**Task to complete:**
Leave out the pictures and copy everything else in the entries exactly.

begin Records to process

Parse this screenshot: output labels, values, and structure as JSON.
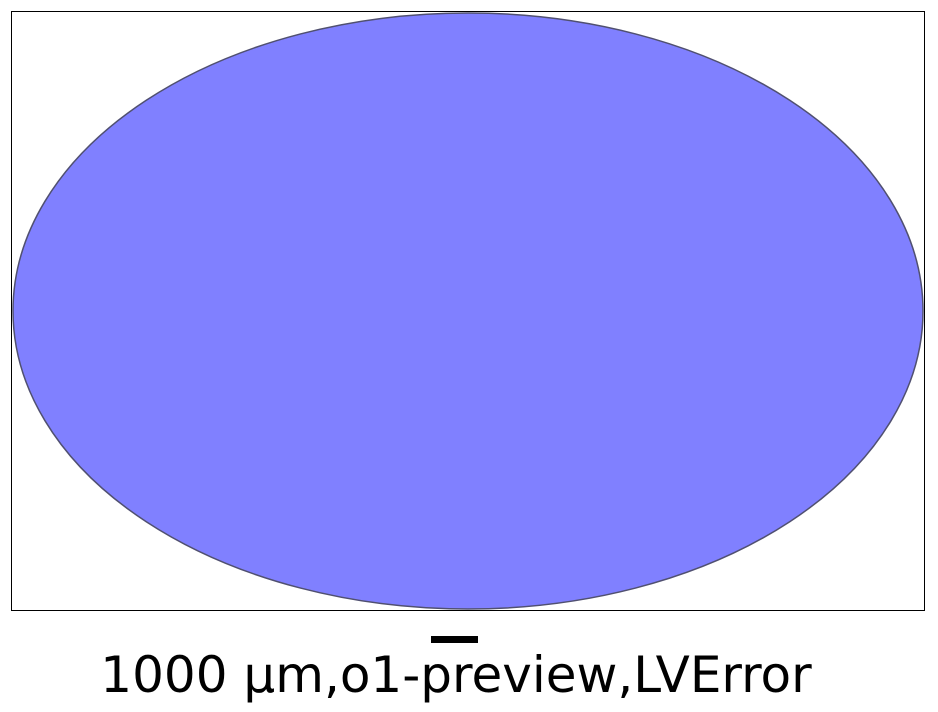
{
  "figure": {
    "caption": "1000 µm,o1-preview,LVError",
    "ellipse_fill": "#8080ff",
    "ellipse_stroke": "#505070",
    "frame_color": "#000000",
    "scale_bar_color": "#000000"
  }
}
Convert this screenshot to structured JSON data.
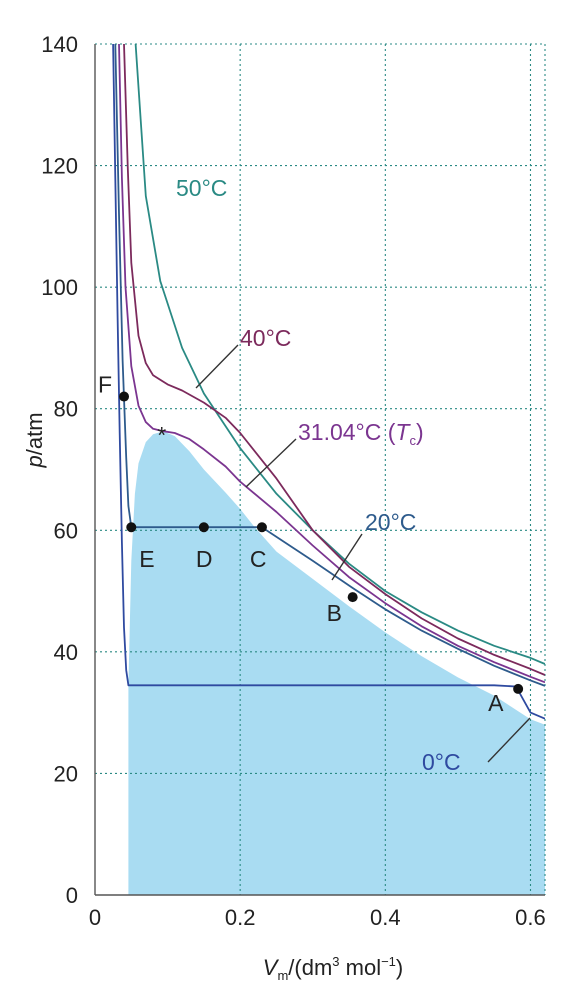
{
  "chart_data": {
    "type": "line",
    "xlabel_main": "V",
    "xlabel_sub": "m",
    "xlabel_units_pre": "/(dm",
    "xlabel_units_sup": "3",
    "xlabel_units_mid": " mol",
    "xlabel_units_sup2": "−1",
    "xlabel_units_post": ")",
    "ylabel_main": "p",
    "ylabel_units": "/atm",
    "xlim": [
      0,
      0.62
    ],
    "ylim": [
      0,
      140
    ],
    "x_ticks": [
      {
        "value": 0,
        "label": "0"
      },
      {
        "value": 0.2,
        "label": "0.2"
      },
      {
        "value": 0.4,
        "label": "0.4"
      },
      {
        "value": 0.6,
        "label": "0.6"
      }
    ],
    "y_ticks": [
      {
        "value": 0,
        "label": "0"
      },
      {
        "value": 20,
        "label": "20"
      },
      {
        "value": 40,
        "label": "40"
      },
      {
        "value": 60,
        "label": "60"
      },
      {
        "value": 80,
        "label": "80"
      },
      {
        "value": 100,
        "label": "100"
      },
      {
        "value": 120,
        "label": "120"
      },
      {
        "value": 140,
        "label": "140"
      }
    ],
    "grid": true,
    "series": [
      {
        "name": "50°C",
        "color": "#2a8a84",
        "x": [
          0.056,
          0.07,
          0.09,
          0.12,
          0.15,
          0.2,
          0.25,
          0.3,
          0.35,
          0.4,
          0.45,
          0.5,
          0.55,
          0.6,
          0.62
        ],
        "y": [
          140,
          115,
          101,
          90,
          82.5,
          73.5,
          66,
          60,
          54.5,
          50,
          46.5,
          43.5,
          41,
          39,
          38
        ]
      },
      {
        "name": "40°C",
        "color": "#7c2a5c",
        "x": [
          0.04,
          0.045,
          0.05,
          0.06,
          0.07,
          0.08,
          0.1,
          0.12,
          0.15,
          0.18,
          0.2,
          0.25,
          0.3,
          0.35,
          0.4,
          0.45,
          0.5,
          0.55,
          0.6,
          0.62
        ],
        "y": [
          140,
          120,
          104,
          92,
          87.5,
          85.5,
          84,
          83,
          81,
          78.5,
          76,
          68.5,
          60,
          54,
          49.5,
          45.5,
          42.2,
          39.5,
          37.2,
          36.2
        ]
      },
      {
        "name": "31.04°C",
        "color": "#7b3590",
        "x": [
          0.033,
          0.037,
          0.042,
          0.05,
          0.06,
          0.07,
          0.08,
          0.094,
          0.11,
          0.13,
          0.15,
          0.18,
          0.2,
          0.25,
          0.3,
          0.35,
          0.4,
          0.45,
          0.5,
          0.55,
          0.6,
          0.62
        ],
        "y": [
          140,
          118,
          100,
          87,
          80.5,
          77.8,
          76.7,
          76.3,
          76,
          75,
          73.3,
          70.5,
          68,
          63,
          57.5,
          52.3,
          48,
          44.2,
          41,
          38.3,
          35.9,
          35
        ]
      },
      {
        "name": "20°C",
        "color": "#2e5b8c",
        "x": [
          0.028,
          0.033,
          0.038,
          0.043,
          0.046,
          0.05,
          0.15,
          0.23,
          0.3,
          0.355,
          0.4,
          0.45,
          0.5,
          0.55,
          0.6,
          0.62
        ],
        "y": [
          140,
          112,
          88,
          72,
          64,
          60.5,
          60.5,
          60.5,
          55,
          50.5,
          47,
          43.5,
          40.5,
          37.7,
          35.3,
          34.4
        ]
      },
      {
        "name": "0°C",
        "color": "#2f4aa0",
        "x": [
          0.025,
          0.028,
          0.031,
          0.034,
          0.037,
          0.04,
          0.043,
          0.046,
          0.5,
          0.55,
          0.58,
          0.6,
          0.62
        ],
        "y": [
          140,
          118,
          96,
          76,
          58,
          44,
          37,
          34.5,
          34.5,
          34.5,
          34.3,
          30,
          29
        ]
      }
    ],
    "shaded_region": {
      "color": "#a9dcf2",
      "x": [
        0.046,
        0.05,
        0.055,
        0.06,
        0.07,
        0.08,
        0.094,
        0.11,
        0.13,
        0.15,
        0.18,
        0.2,
        0.22,
        0.25,
        0.3,
        0.35,
        0.4,
        0.45,
        0.5,
        0.55,
        0.6,
        0.62
      ],
      "y": [
        34.5,
        55,
        66,
        71,
        74.5,
        75.8,
        76.3,
        75.5,
        73,
        70,
        66.2,
        63.5,
        60.5,
        56.5,
        52,
        47.5,
        43.2,
        39.3,
        35.8,
        32.8,
        28.9,
        28
      ]
    },
    "points": [
      {
        "label": "A",
        "x": 0.583,
        "y": 33.9
      },
      {
        "label": "B",
        "x": 0.355,
        "y": 49
      },
      {
        "label": "C",
        "x": 0.23,
        "y": 60.5
      },
      {
        "label": "D",
        "x": 0.15,
        "y": 60.5
      },
      {
        "label": "E",
        "x": 0.05,
        "y": 60.5
      },
      {
        "label": "F",
        "x": 0.04,
        "y": 82
      }
    ],
    "critical_marker": "*",
    "curve_labels": [
      {
        "text": "50°C"
      },
      {
        "text": "40°C"
      },
      {
        "text": "31.04°C (",
        "italic": "T",
        "sub": "c",
        "close": ")"
      },
      {
        "text": "20°C"
      },
      {
        "text": "0°C"
      }
    ]
  }
}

end Records to process

**Response:**
Parse this screenshot: output labels, values, and structure as JSON.
{
  "figure": {
    "caption": "1000 µm,o1-preview,LVError",
    "ellipse_fill": "#8080ff",
    "ellipse_stroke": "#505070",
    "frame_color": "#000000",
    "scale_bar_color": "#000000"
  }
}
Convert this screenshot to structured JSON data.
{
  "chart_data": {
    "type": "line",
    "xlabel_main": "V",
    "xlabel_sub": "m",
    "xlabel_units_pre": "/(dm",
    "xlabel_units_sup": "3",
    "xlabel_units_mid": " mol",
    "xlabel_units_sup2": "−1",
    "xlabel_units_post": ")",
    "ylabel_main": "p",
    "ylabel_units": "/atm",
    "xlim": [
      0,
      0.62
    ],
    "ylim": [
      0,
      140
    ],
    "x_ticks": [
      {
        "value": 0,
        "label": "0"
      },
      {
        "value": 0.2,
        "label": "0.2"
      },
      {
        "value": 0.4,
        "label": "0.4"
      },
      {
        "value": 0.6,
        "label": "0.6"
      }
    ],
    "y_ticks": [
      {
        "value": 0,
        "label": "0"
      },
      {
        "value": 20,
        "label": "20"
      },
      {
        "value": 40,
        "label": "40"
      },
      {
        "value": 60,
        "label": "60"
      },
      {
        "value": 80,
        "label": "80"
      },
      {
        "value": 100,
        "label": "100"
      },
      {
        "value": 120,
        "label": "120"
      },
      {
        "value": 140,
        "label": "140"
      }
    ],
    "grid": true,
    "series": [
      {
        "name": "50°C",
        "color": "#2a8a84",
        "x": [
          0.056,
          0.07,
          0.09,
          0.12,
          0.15,
          0.2,
          0.25,
          0.3,
          0.35,
          0.4,
          0.45,
          0.5,
          0.55,
          0.6,
          0.62
        ],
        "y": [
          140,
          115,
          101,
          90,
          82.5,
          73.5,
          66,
          60,
          54.5,
          50,
          46.5,
          43.5,
          41,
          39,
          38
        ]
      },
      {
        "name": "40°C",
        "color": "#7c2a5c",
        "x": [
          0.04,
          0.045,
          0.05,
          0.06,
          0.07,
          0.08,
          0.1,
          0.12,
          0.15,
          0.18,
          0.2,
          0.25,
          0.3,
          0.35,
          0.4,
          0.45,
          0.5,
          0.55,
          0.6,
          0.62
        ],
        "y": [
          140,
          120,
          104,
          92,
          87.5,
          85.5,
          84,
          83,
          81,
          78.5,
          76,
          68.5,
          60,
          54,
          49.5,
          45.5,
          42.2,
          39.5,
          37.2,
          36.2
        ]
      },
      {
        "name": "31.04°C",
        "color": "#7b3590",
        "x": [
          0.033,
          0.037,
          0.042,
          0.05,
          0.06,
          0.07,
          0.08,
          0.094,
          0.11,
          0.13,
          0.15,
          0.18,
          0.2,
          0.25,
          0.3,
          0.35,
          0.4,
          0.45,
          0.5,
          0.55,
          0.6,
          0.62
        ],
        "y": [
          140,
          118,
          100,
          87,
          80.5,
          77.8,
          76.7,
          76.3,
          76,
          75,
          73.3,
          70.5,
          68,
          63,
          57.5,
          52.3,
          48,
          44.2,
          41,
          38.3,
          35.9,
          35
        ]
      },
      {
        "name": "20°C",
        "color": "#2e5b8c",
        "x": [
          0.028,
          0.033,
          0.038,
          0.043,
          0.046,
          0.05,
          0.15,
          0.23,
          0.3,
          0.355,
          0.4,
          0.45,
          0.5,
          0.55,
          0.6,
          0.62
        ],
        "y": [
          140,
          112,
          88,
          72,
          64,
          60.5,
          60.5,
          60.5,
          55,
          50.5,
          47,
          43.5,
          40.5,
          37.7,
          35.3,
          34.4
        ]
      },
      {
        "name": "0°C",
        "color": "#2f4aa0",
        "x": [
          0.025,
          0.028,
          0.031,
          0.034,
          0.037,
          0.04,
          0.043,
          0.046,
          0.5,
          0.55,
          0.58,
          0.6,
          0.62
        ],
        "y": [
          140,
          118,
          96,
          76,
          58,
          44,
          37,
          34.5,
          34.5,
          34.5,
          34.3,
          30,
          29
        ]
      }
    ],
    "shaded_region": {
      "color": "#a9dcf2",
      "x": [
        0.046,
        0.05,
        0.055,
        0.06,
        0.07,
        0.08,
        0.094,
        0.11,
        0.13,
        0.15,
        0.18,
        0.2,
        0.22,
        0.25,
        0.3,
        0.35,
        0.4,
        0.45,
        0.5,
        0.55,
        0.6,
        0.62
      ],
      "y": [
        34.5,
        55,
        66,
        71,
        74.5,
        75.8,
        76.3,
        75.5,
        73,
        70,
        66.2,
        63.5,
        60.5,
        56.5,
        52,
        47.5,
        43.2,
        39.3,
        35.8,
        32.8,
        28.9,
        28
      ]
    },
    "points": [
      {
        "label": "A",
        "x": 0.583,
        "y": 33.9
      },
      {
        "label": "B",
        "x": 0.355,
        "y": 49
      },
      {
        "label": "C",
        "x": 0.23,
        "y": 60.5
      },
      {
        "label": "D",
        "x": 0.15,
        "y": 60.5
      },
      {
        "label": "E",
        "x": 0.05,
        "y": 60.5
      },
      {
        "label": "F",
        "x": 0.04,
        "y": 82
      }
    ],
    "critical_marker": "*",
    "curve_labels": [
      {
        "text": "50°C"
      },
      {
        "text": "40°C"
      },
      {
        "text": "31.04°C (",
        "italic": "T",
        "sub": "c",
        "close": ")"
      },
      {
        "text": "20°C"
      },
      {
        "text": "0°C"
      }
    ]
  }
}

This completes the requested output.